— Start of DATA FOR THE TASK —
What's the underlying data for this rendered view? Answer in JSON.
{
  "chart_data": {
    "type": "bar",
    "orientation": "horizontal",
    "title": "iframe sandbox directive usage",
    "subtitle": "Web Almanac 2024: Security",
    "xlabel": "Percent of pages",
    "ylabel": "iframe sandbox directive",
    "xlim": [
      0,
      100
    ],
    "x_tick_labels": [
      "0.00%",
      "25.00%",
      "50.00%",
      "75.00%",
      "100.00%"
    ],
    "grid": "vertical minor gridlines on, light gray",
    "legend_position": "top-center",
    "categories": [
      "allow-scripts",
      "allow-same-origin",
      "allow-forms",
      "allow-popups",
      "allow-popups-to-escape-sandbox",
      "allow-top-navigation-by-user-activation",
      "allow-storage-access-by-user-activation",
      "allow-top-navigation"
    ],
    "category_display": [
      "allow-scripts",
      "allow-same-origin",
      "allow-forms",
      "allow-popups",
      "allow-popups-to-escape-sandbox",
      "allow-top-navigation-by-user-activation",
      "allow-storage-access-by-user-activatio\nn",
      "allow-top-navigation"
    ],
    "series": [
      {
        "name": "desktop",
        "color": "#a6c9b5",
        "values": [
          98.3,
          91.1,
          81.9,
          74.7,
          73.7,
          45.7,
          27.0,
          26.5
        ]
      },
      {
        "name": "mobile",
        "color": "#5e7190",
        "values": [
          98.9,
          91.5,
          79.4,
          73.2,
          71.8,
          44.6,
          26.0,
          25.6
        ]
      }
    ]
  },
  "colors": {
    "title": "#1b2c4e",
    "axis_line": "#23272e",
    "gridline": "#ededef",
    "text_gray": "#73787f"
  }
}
— End of DATA FOR THE TASK —
DIRECTIONS FOR THIS TASK
Reproduce every line of the data verbatim.

RESPONSE TO THE TASK
What's the underlying data for this rendered view? Answer in JSON.
{
  "chart_data": {
    "type": "bar",
    "orientation": "horizontal",
    "title": "iframe sandbox directive usage",
    "subtitle": "Web Almanac 2024: Security",
    "xlabel": "Percent of pages",
    "ylabel": "iframe sandbox directive",
    "xlim": [
      0,
      100
    ],
    "x_tick_labels": [
      "0.00%",
      "25.00%",
      "50.00%",
      "75.00%",
      "100.00%"
    ],
    "grid": "vertical minor gridlines on, light gray",
    "legend_position": "top-center",
    "categories": [
      "allow-scripts",
      "allow-same-origin",
      "allow-forms",
      "allow-popups",
      "allow-popups-to-escape-sandbox",
      "allow-top-navigation-by-user-activation",
      "allow-storage-access-by-user-activation",
      "allow-top-navigation"
    ],
    "category_display": [
      "allow-scripts",
      "allow-same-origin",
      "allow-forms",
      "allow-popups",
      "allow-popups-to-escape-sandbox",
      "allow-top-navigation-by-user-activation",
      "allow-storage-access-by-user-activatio\nn",
      "allow-top-navigation"
    ],
    "series": [
      {
        "name": "desktop",
        "color": "#a6c9b5",
        "values": [
          98.3,
          91.1,
          81.9,
          74.7,
          73.7,
          45.7,
          27.0,
          26.5
        ]
      },
      {
        "name": "mobile",
        "color": "#5e7190",
        "values": [
          98.9,
          91.5,
          79.4,
          73.2,
          71.8,
          44.6,
          26.0,
          25.6
        ]
      }
    ]
  },
  "colors": {
    "title": "#1b2c4e",
    "axis_line": "#23272e",
    "gridline": "#ededef",
    "text_gray": "#73787f"
  }
}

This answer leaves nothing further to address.